- SET PROBLEM
Copy out all the data, word for word.
——
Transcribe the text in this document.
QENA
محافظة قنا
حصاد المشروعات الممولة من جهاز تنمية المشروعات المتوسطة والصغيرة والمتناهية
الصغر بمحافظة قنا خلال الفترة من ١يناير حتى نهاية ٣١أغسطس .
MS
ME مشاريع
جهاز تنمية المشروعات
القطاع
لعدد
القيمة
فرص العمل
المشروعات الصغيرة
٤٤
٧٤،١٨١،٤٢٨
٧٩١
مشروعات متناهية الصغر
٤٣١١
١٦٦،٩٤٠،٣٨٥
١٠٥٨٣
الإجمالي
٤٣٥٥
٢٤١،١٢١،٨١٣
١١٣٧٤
——
- RESULT
Transcribe the text in this document.
QENA
محافظة قنا
حصاد المشروعات الممولة من جهاز تنمية المشروعات المتوسطة والصغيرة والمتناهية
الصغر بمحافظة قنا خلال الفترة من ١يناير حتى نهاية ٣١أغسطس .
MS
ME مشاريع
جهاز تنمية المشروعات
القطاع
لعدد
القيمة
فرص العمل
المشروعات الصغيرة
٤٤
٧٤،١٨١،٤٢٨
٧٩١
مشروعات متناهية الصغر
٤٣١١
١٦٦،٩٤٠،٣٨٥
١٠٥٨٣
الإجمالي
٤٣٥٥
٢٤١،١٢١،٨١٣
١١٣٧٤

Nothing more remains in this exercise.